AIM OF THE EXERCISE: Pull every line that holds the word "Großstadt" from the entries.
◇ ◇ ◇
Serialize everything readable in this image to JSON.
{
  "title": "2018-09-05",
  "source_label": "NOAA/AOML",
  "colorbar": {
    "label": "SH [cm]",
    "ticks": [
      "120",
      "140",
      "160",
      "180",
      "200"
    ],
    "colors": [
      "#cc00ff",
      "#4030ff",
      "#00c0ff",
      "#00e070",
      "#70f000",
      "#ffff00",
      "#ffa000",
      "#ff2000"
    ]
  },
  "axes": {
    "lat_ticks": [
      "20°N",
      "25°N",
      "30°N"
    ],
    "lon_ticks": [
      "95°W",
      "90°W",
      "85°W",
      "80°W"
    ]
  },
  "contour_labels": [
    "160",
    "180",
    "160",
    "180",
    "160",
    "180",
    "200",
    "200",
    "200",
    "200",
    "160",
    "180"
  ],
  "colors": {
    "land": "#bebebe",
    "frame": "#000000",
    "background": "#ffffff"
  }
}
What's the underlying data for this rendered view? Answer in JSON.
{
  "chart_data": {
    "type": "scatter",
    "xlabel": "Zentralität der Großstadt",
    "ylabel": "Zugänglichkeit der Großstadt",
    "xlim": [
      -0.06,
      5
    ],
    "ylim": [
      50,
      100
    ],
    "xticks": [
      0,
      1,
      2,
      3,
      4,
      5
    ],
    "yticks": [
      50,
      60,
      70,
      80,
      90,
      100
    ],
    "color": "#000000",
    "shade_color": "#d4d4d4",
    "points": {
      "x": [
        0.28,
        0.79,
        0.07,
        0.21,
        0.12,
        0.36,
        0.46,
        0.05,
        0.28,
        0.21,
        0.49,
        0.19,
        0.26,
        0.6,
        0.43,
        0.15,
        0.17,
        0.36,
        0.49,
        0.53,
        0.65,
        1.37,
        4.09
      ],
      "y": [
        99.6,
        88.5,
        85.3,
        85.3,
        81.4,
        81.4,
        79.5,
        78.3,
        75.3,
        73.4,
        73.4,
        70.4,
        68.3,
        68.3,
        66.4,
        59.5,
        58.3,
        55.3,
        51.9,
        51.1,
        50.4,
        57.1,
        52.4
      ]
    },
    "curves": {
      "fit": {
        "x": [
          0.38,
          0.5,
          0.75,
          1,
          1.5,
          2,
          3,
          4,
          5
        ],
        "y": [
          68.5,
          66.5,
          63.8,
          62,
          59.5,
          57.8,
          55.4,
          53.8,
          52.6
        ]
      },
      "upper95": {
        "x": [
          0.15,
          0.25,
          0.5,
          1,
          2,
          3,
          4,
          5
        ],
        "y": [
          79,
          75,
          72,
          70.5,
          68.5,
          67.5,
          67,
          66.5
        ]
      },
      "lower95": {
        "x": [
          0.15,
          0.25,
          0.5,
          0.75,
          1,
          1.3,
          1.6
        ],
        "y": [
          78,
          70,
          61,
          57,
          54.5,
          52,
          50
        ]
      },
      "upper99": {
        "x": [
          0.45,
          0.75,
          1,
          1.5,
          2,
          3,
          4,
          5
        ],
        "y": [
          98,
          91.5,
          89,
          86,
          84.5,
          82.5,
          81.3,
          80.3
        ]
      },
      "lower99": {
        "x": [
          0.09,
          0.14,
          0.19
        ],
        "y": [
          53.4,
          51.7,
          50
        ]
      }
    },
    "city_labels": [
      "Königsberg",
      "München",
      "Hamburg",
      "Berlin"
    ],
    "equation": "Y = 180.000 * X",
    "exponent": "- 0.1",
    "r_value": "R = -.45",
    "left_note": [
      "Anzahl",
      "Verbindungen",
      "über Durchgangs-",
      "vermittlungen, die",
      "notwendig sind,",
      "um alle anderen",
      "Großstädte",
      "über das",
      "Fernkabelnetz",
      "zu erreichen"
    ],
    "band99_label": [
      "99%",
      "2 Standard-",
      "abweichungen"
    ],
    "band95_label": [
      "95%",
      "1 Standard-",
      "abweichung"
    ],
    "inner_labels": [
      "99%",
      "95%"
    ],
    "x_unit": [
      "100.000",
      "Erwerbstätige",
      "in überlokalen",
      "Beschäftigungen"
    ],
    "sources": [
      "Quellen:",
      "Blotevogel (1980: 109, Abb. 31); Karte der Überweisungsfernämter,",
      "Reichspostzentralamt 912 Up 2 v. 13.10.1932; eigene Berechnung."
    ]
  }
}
◇ ◇ ◇
TASK OUTPUT:
    "xlabel": "Zentralität der Großstadt",
    "ylabel": "Zugänglichkeit der Großstadt",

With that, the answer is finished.